● Material for this task

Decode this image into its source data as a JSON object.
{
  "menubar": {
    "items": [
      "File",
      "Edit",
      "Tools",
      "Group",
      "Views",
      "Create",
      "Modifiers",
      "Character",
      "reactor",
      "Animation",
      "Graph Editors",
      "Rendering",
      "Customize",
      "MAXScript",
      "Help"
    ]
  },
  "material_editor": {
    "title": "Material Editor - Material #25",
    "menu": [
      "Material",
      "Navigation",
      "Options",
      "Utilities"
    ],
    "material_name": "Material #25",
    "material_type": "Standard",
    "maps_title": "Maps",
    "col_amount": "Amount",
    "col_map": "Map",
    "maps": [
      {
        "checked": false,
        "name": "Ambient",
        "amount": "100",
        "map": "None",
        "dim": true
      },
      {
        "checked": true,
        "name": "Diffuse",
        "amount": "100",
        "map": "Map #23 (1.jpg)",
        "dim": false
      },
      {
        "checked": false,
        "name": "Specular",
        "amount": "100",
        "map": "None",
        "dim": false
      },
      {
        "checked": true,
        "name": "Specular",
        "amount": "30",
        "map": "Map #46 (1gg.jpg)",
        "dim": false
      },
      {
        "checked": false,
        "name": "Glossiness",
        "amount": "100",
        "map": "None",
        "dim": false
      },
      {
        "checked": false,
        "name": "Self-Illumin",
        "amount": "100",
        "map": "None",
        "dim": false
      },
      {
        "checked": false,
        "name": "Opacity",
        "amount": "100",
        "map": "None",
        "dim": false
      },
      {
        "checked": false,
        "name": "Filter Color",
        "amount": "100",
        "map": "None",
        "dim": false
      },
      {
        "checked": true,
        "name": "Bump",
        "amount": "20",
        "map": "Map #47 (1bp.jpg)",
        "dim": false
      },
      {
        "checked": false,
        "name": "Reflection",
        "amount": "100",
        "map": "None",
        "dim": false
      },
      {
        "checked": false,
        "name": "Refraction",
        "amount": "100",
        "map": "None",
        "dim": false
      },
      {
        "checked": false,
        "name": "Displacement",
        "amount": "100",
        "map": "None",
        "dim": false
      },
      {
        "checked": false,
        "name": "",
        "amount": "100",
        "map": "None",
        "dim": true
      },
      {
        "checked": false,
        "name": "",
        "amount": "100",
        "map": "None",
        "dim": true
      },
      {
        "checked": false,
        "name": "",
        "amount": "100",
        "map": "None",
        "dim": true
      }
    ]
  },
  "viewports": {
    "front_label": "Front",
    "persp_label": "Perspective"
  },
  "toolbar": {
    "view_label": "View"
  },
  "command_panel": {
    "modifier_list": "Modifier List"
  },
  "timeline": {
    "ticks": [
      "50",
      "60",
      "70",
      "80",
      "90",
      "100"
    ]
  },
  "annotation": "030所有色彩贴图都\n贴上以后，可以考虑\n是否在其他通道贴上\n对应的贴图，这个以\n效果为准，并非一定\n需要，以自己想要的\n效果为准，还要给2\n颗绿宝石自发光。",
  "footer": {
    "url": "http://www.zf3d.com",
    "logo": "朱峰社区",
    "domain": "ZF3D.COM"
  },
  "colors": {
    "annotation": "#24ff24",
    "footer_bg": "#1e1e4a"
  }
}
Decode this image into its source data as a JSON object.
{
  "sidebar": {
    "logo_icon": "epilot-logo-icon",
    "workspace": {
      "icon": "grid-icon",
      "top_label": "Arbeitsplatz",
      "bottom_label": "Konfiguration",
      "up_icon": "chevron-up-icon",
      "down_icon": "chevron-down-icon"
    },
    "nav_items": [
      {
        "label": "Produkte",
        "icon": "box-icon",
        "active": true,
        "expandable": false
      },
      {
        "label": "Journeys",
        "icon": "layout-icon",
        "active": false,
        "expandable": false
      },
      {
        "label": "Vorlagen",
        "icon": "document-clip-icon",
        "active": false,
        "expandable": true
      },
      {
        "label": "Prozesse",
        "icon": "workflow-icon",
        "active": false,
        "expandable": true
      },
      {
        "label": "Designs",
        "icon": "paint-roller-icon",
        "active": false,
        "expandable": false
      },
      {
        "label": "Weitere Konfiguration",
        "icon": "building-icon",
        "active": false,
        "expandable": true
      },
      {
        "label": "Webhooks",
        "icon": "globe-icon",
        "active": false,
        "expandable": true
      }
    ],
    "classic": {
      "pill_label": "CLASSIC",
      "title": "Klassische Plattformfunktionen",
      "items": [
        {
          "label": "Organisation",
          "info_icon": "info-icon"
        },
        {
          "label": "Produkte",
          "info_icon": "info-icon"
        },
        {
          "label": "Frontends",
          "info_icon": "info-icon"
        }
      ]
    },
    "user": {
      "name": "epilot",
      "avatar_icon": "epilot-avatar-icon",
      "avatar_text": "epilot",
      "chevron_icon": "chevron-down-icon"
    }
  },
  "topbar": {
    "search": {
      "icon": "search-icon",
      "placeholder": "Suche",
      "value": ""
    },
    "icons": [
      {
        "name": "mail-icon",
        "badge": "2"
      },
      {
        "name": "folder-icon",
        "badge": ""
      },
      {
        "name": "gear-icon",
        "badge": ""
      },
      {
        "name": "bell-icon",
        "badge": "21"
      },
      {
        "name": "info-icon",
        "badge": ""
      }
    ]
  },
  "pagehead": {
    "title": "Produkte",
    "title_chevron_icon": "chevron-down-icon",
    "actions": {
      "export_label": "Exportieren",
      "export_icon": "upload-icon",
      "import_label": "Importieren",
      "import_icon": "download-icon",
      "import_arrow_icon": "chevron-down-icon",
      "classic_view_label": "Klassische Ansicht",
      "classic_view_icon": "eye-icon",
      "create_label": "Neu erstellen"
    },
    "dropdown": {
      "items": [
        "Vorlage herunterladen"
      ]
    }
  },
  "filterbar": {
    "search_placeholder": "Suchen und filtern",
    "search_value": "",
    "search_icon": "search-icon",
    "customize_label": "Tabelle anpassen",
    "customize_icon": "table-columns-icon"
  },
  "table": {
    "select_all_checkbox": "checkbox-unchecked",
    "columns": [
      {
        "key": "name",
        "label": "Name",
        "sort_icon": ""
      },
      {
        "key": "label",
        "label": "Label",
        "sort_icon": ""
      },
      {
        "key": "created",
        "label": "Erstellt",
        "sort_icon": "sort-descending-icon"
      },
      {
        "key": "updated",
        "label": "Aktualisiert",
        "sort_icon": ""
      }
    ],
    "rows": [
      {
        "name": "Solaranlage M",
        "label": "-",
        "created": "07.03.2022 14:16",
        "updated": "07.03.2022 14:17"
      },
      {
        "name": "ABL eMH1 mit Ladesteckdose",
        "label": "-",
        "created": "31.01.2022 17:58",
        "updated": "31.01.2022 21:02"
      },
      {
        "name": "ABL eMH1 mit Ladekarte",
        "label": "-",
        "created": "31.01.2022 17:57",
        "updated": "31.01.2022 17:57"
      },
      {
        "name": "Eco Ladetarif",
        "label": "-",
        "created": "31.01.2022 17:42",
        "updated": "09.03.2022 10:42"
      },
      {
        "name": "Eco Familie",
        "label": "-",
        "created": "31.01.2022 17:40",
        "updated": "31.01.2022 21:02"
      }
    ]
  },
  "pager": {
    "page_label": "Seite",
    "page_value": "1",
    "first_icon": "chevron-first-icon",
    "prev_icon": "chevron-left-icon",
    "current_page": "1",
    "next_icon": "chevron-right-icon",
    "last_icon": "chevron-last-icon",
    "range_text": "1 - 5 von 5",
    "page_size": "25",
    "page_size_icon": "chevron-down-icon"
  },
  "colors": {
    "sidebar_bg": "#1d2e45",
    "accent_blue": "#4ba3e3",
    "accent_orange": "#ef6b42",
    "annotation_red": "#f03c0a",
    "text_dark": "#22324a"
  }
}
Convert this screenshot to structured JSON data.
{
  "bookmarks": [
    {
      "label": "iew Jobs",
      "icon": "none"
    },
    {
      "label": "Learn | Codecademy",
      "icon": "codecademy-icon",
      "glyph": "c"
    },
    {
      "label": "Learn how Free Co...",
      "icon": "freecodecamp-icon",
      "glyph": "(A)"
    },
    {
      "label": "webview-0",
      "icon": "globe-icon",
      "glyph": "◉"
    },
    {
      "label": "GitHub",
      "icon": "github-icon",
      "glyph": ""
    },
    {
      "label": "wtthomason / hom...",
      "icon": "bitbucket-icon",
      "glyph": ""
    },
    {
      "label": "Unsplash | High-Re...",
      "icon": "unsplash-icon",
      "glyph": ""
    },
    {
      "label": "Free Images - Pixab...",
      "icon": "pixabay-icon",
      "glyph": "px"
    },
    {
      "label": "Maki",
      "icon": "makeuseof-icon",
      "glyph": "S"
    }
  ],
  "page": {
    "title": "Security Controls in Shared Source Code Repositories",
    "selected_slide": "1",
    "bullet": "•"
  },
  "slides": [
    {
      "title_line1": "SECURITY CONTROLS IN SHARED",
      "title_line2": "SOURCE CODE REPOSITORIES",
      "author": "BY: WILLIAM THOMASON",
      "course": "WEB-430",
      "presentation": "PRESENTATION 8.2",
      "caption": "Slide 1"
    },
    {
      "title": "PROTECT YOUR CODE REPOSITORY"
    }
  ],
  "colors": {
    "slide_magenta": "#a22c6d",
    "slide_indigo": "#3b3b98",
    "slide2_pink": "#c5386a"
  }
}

● Task objective
Gather every line containing the word "created" and copy it.

● Solution for this task
        "key": "created",
        "created": "07.03.2022 14:16",
        "created": "31.01.2022 17:58",
        "created": "31.01.2022 17:57",
        "created": "31.01.2022 17:42",
        "created": "31.01.2022 17:40",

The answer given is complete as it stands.